• **DATA TO USE**:
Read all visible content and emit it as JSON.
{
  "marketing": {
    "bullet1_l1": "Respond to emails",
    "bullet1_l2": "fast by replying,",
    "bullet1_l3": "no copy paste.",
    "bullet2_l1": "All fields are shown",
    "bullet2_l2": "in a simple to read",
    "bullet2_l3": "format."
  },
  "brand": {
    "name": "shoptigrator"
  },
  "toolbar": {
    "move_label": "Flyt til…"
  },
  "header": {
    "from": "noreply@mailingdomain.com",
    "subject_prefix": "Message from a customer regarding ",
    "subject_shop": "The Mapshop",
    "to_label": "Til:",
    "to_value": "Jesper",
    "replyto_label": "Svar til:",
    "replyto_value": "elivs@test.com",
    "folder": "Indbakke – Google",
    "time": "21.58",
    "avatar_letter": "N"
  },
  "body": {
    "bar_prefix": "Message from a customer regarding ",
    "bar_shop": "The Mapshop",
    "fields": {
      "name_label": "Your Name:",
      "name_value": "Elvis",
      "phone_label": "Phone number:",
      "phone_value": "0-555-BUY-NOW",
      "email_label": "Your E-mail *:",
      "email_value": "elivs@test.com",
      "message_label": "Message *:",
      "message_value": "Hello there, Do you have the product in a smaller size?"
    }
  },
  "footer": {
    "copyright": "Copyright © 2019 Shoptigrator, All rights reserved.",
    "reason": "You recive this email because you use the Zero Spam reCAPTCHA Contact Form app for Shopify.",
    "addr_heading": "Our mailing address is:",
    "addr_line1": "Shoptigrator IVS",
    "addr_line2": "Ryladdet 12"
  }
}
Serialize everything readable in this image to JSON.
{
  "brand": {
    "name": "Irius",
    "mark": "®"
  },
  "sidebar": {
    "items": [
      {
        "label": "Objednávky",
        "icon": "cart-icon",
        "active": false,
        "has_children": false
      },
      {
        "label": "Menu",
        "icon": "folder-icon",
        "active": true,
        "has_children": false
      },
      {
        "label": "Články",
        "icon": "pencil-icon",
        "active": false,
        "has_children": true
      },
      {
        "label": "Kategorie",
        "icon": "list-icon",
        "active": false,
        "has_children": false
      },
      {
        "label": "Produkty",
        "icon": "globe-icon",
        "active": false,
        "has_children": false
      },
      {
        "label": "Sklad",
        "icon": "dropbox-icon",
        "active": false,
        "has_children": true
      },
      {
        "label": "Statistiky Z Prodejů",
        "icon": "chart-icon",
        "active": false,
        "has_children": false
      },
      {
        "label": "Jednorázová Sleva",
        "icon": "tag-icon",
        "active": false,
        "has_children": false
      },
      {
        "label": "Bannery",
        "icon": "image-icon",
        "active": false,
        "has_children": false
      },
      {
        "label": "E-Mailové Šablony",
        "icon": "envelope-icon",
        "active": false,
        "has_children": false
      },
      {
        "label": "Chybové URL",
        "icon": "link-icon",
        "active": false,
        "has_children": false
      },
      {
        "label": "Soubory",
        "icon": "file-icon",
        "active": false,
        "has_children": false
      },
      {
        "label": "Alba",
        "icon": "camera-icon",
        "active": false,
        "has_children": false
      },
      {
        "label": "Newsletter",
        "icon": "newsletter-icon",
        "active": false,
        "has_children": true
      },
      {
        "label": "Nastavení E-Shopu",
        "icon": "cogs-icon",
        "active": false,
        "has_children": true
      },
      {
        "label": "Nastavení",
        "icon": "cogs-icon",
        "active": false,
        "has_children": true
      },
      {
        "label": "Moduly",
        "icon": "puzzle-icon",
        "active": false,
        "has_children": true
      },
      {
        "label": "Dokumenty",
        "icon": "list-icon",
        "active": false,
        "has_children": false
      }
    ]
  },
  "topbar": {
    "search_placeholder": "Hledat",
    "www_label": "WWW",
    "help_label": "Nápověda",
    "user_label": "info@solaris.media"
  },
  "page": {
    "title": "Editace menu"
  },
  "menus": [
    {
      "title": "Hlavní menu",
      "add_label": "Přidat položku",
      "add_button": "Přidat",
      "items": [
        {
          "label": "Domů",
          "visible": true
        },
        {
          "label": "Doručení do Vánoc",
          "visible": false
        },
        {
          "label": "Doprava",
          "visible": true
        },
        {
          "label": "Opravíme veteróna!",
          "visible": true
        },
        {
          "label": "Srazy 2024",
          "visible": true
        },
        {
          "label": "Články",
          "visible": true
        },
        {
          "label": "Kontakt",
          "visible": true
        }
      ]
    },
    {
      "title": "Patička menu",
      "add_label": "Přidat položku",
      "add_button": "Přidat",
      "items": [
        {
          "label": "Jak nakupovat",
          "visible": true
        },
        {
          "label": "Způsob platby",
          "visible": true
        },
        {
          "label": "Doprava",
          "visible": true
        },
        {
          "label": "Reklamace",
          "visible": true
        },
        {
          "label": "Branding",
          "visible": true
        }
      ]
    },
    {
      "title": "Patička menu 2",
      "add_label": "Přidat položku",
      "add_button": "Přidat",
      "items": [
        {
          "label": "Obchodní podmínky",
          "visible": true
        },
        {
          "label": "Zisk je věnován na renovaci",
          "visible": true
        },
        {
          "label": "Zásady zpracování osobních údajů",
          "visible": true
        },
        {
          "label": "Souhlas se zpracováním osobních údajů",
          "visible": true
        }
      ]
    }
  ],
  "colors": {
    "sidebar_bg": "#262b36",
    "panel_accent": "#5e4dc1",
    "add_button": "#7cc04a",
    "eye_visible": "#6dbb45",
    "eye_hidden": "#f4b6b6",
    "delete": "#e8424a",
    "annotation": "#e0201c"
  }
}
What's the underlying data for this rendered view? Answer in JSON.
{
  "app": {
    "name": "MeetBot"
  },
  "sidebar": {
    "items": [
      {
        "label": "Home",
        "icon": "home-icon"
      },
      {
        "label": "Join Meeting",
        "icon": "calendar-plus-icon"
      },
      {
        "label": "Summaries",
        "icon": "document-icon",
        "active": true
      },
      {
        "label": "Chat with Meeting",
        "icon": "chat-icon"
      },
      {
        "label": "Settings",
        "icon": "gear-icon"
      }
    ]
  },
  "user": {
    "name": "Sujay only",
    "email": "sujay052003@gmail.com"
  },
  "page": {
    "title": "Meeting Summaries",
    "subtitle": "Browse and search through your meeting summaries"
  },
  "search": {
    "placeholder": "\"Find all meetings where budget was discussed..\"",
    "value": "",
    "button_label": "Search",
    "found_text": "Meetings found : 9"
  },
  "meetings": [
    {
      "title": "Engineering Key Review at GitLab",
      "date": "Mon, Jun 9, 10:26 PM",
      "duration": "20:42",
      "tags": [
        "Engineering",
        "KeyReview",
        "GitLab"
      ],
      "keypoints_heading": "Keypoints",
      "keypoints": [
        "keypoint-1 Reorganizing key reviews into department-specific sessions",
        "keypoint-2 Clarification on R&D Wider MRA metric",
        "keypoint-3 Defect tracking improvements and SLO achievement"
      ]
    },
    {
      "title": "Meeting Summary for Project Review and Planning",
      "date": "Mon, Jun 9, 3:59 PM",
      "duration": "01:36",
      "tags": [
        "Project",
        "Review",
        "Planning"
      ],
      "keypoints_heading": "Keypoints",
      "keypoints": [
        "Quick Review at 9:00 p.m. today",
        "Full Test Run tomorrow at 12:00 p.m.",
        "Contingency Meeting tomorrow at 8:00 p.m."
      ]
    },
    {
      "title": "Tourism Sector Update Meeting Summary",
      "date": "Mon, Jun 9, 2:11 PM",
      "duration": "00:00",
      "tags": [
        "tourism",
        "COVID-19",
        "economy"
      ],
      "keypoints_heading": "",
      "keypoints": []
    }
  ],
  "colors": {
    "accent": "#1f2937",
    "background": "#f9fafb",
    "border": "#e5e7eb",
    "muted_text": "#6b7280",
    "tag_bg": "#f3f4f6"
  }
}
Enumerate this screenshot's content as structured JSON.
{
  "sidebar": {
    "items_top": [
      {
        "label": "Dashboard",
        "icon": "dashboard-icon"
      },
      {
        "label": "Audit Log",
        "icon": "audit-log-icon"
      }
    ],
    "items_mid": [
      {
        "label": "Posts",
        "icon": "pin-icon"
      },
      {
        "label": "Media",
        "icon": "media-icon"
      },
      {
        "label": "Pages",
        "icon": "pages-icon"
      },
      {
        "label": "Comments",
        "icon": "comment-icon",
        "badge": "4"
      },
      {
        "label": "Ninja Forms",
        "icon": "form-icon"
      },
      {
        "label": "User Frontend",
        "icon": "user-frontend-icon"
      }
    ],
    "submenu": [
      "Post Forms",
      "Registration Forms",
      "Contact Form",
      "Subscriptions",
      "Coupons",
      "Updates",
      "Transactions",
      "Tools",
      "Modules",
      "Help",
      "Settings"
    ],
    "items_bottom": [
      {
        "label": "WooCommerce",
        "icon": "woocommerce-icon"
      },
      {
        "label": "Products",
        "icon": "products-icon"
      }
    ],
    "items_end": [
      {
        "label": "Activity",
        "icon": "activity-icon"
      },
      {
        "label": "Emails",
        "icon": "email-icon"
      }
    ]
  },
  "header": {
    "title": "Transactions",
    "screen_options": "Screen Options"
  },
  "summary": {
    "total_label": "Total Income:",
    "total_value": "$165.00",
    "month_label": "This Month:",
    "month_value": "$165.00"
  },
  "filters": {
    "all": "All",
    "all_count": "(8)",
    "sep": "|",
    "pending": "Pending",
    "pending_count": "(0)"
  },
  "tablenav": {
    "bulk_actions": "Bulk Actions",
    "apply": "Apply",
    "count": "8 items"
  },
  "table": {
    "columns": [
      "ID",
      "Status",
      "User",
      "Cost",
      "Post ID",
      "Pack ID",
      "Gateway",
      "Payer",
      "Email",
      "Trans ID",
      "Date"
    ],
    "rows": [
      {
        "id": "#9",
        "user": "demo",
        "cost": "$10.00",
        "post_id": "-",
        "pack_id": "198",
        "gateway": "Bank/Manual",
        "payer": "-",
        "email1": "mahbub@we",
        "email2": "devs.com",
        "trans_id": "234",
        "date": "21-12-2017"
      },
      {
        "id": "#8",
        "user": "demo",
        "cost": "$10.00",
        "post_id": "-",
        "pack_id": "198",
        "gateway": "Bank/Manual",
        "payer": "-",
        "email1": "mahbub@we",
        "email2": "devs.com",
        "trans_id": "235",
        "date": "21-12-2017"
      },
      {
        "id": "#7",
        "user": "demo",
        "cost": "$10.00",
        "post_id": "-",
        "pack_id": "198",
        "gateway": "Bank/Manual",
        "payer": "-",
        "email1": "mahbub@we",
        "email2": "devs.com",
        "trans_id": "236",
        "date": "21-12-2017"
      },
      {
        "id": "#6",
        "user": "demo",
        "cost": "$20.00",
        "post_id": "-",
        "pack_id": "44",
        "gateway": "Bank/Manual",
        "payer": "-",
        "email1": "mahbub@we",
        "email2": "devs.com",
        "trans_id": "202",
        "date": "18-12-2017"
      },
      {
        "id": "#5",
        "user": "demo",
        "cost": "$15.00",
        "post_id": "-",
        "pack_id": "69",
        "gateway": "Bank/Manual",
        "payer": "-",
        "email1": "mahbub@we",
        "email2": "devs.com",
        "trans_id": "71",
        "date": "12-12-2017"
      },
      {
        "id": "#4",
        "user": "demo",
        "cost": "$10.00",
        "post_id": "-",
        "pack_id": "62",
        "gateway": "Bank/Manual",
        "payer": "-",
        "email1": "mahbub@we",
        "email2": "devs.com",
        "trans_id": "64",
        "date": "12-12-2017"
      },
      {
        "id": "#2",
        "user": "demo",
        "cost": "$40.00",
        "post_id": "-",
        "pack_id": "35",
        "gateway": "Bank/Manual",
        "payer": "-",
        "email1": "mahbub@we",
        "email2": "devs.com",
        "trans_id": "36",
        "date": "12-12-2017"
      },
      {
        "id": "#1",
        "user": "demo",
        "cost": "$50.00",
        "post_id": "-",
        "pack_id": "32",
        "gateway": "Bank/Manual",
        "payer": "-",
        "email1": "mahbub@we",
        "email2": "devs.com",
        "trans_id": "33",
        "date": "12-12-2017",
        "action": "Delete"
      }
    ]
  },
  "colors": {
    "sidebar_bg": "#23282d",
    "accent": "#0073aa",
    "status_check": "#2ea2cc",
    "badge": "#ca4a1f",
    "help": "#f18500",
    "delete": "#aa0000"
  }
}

• **TASK**:
Copy and report every line where the word "Project" is present.

• **IN RESPONSE**:
      "title": "Meeting Summary for Project Review and Planning",
        "Project",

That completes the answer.